§ **DIRECTIVE**:
Copy the items below word for word, starting with the line that contains "x-tick-label: Oct-2013 [480, 449, 504, 492]" and continuing through the line that contains "legend-swatch [123, 528, 139, 538]". Include both of those lines.

--------

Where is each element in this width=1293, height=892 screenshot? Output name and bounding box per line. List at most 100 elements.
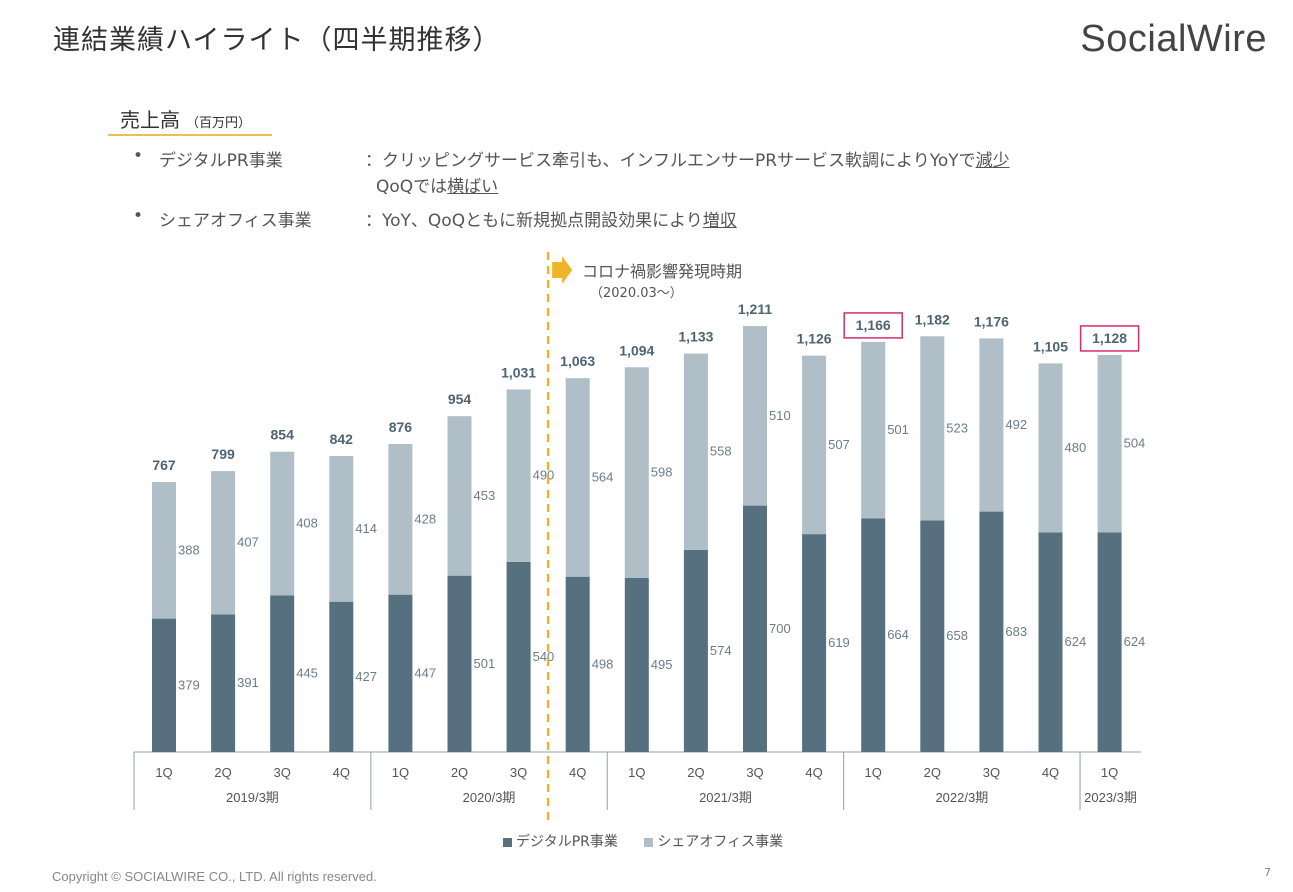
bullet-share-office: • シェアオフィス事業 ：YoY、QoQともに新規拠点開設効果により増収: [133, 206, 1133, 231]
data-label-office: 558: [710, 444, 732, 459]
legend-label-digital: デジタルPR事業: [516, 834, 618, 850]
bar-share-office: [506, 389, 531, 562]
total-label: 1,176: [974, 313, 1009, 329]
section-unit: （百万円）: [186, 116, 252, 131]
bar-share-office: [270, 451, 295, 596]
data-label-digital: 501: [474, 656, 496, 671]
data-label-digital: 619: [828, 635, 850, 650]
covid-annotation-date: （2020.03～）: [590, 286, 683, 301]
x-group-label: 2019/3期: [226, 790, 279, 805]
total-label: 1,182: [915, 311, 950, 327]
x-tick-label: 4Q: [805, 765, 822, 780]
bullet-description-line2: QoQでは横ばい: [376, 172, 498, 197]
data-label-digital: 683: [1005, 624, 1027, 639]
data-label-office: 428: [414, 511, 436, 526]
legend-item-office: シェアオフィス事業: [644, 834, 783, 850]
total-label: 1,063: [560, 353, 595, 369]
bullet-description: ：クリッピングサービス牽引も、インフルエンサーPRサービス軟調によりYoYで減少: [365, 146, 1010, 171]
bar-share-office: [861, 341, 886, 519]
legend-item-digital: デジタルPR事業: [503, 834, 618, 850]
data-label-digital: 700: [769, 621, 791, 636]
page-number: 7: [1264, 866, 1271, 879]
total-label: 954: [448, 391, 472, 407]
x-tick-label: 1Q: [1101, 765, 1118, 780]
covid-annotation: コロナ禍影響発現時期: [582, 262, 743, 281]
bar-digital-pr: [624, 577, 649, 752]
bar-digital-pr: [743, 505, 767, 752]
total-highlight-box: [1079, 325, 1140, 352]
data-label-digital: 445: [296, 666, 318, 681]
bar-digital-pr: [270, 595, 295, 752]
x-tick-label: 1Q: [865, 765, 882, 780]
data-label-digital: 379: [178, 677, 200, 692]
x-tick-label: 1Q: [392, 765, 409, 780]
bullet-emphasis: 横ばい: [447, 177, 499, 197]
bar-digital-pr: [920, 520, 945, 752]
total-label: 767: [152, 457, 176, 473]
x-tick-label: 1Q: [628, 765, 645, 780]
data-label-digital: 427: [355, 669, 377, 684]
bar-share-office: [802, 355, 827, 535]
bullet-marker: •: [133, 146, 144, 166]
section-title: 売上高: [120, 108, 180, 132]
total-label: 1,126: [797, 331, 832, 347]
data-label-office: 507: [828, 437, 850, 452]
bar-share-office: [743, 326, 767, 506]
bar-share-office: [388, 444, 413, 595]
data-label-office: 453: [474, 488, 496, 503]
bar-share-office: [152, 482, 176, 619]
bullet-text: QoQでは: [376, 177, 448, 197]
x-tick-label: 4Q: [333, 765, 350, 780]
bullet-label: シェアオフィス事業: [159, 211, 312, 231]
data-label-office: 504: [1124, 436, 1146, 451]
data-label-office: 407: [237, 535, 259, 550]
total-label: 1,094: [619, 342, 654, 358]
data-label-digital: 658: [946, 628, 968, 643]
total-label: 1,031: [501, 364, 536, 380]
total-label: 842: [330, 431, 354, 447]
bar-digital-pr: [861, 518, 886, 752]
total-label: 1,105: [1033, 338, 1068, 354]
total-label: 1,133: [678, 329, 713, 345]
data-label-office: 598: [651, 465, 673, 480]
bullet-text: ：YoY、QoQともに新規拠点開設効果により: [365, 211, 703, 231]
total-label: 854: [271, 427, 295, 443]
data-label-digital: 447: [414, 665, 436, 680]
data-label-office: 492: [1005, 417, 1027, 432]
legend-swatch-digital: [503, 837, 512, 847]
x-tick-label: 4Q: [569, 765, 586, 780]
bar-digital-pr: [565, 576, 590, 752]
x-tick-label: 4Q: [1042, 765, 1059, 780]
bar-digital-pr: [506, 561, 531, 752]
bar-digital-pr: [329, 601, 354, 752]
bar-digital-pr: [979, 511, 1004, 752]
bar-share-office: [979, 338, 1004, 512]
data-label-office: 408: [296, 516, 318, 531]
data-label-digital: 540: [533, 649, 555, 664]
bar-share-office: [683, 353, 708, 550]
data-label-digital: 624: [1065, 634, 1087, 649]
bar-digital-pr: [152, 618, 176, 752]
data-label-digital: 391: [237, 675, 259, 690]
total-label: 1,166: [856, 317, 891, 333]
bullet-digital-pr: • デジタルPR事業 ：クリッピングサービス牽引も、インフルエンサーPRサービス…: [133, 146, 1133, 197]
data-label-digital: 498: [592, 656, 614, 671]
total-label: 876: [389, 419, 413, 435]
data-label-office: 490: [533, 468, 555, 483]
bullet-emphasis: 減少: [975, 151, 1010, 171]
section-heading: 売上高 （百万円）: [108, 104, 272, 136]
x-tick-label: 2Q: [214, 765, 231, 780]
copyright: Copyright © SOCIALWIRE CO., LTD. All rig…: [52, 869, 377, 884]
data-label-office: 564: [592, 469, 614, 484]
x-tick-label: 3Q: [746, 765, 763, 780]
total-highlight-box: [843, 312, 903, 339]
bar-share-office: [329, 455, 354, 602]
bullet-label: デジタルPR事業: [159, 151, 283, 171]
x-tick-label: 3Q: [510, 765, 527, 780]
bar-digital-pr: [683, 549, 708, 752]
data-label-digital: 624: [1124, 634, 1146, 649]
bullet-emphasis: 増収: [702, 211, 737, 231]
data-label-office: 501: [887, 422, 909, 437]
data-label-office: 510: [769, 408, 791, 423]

--------

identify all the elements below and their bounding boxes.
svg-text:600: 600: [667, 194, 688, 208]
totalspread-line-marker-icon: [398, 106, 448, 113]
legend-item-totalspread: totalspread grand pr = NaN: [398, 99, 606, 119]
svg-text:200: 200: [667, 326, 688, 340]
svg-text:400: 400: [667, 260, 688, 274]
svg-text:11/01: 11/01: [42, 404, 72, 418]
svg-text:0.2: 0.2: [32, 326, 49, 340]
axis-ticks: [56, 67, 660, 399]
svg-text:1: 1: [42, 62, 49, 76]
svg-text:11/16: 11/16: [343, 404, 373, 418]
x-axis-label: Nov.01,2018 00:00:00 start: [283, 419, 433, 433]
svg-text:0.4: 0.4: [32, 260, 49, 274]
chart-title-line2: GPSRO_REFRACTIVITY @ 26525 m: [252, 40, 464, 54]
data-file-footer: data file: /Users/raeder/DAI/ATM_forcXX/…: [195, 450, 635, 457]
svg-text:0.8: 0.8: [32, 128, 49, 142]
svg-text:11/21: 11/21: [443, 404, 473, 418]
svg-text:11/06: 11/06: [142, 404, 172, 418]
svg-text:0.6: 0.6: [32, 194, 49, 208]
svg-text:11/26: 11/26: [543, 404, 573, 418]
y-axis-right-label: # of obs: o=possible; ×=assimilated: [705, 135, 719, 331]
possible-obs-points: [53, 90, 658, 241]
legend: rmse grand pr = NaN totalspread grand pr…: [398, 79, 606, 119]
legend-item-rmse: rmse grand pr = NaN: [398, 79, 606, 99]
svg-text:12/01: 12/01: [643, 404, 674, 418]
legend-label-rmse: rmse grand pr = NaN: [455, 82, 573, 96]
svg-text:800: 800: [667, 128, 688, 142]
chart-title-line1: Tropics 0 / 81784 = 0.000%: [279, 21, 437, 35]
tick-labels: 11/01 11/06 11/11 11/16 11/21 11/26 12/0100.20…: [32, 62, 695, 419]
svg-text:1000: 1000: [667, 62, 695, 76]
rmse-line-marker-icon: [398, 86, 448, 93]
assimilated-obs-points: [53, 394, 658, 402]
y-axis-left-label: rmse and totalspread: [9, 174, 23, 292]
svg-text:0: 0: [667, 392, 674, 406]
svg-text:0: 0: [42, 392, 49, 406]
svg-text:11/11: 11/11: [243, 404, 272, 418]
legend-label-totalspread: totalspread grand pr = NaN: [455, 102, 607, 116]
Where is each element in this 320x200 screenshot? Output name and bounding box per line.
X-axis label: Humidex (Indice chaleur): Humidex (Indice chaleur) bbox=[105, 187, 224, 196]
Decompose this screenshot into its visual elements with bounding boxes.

--------

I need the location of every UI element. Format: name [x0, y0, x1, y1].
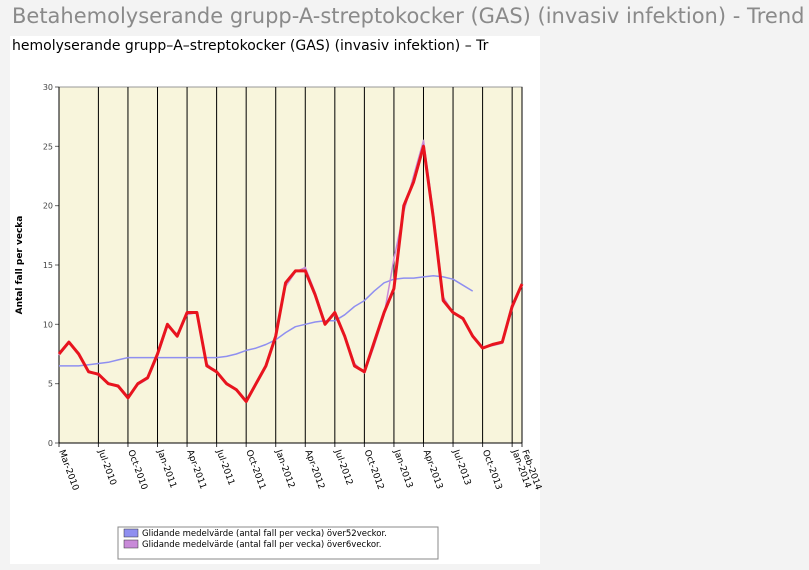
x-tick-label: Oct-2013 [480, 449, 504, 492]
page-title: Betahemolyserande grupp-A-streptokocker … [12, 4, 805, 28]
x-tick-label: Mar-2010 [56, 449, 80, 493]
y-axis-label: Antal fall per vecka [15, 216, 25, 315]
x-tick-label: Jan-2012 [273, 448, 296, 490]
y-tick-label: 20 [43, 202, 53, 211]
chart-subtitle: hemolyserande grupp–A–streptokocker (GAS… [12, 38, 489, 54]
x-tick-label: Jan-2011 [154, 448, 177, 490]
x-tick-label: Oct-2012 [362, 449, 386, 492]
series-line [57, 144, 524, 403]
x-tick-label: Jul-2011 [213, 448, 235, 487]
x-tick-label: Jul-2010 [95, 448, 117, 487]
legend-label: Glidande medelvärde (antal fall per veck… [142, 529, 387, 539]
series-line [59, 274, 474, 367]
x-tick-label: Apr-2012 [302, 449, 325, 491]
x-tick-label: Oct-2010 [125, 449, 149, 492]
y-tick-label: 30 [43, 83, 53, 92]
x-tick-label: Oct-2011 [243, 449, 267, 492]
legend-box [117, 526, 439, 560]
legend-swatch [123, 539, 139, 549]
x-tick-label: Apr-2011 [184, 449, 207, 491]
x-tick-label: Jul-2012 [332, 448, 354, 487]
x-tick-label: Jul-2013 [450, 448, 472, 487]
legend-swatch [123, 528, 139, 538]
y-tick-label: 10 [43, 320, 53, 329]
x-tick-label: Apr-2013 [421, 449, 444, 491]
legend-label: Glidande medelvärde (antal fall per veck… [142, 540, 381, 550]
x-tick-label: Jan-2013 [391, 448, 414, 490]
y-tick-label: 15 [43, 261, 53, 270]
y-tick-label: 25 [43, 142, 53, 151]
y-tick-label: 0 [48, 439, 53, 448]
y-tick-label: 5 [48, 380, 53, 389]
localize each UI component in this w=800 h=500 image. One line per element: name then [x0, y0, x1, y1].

--------

§ **RIGHT ANSWER**:
x-tick-label: Oct-2013 [480, 449, 504, 492]
page-title: Betahemolyserande grupp-A-streptokocker … [12, 4, 805, 28]
x-tick-label: Mar-2010 [56, 449, 80, 493]
y-axis-label: Antal fall per vecka [15, 216, 25, 315]
x-tick-label: Jan-2012 [273, 448, 296, 490]
y-tick-label: 20 [43, 202, 53, 211]
chart-subtitle: hemolyserande grupp–A–streptokocker (GAS… [12, 38, 489, 54]
x-tick-label: Jan-2011 [154, 448, 177, 490]
x-tick-label: Oct-2012 [362, 449, 386, 492]
series-line [57, 144, 524, 403]
x-tick-label: Jul-2011 [213, 448, 235, 487]
x-tick-label: Jul-2010 [95, 448, 117, 487]
legend-label: Glidande medelvärde (antal fall per veck… [142, 529, 387, 539]
series-line [59, 274, 474, 367]
x-tick-label: Apr-2012 [302, 449, 325, 491]
x-tick-label: Oct-2010 [125, 449, 149, 492]
y-tick-label: 30 [43, 83, 53, 92]
x-tick-label: Oct-2011 [243, 449, 267, 492]
legend-box [117, 526, 439, 560]
legend-swatch [123, 539, 139, 549]
x-tick-label: Apr-2011 [184, 449, 207, 491]
x-tick-label: Jul-2012 [332, 448, 354, 487]
x-tick-label: Jul-2013 [450, 448, 472, 487]
legend-swatch [123, 528, 139, 538]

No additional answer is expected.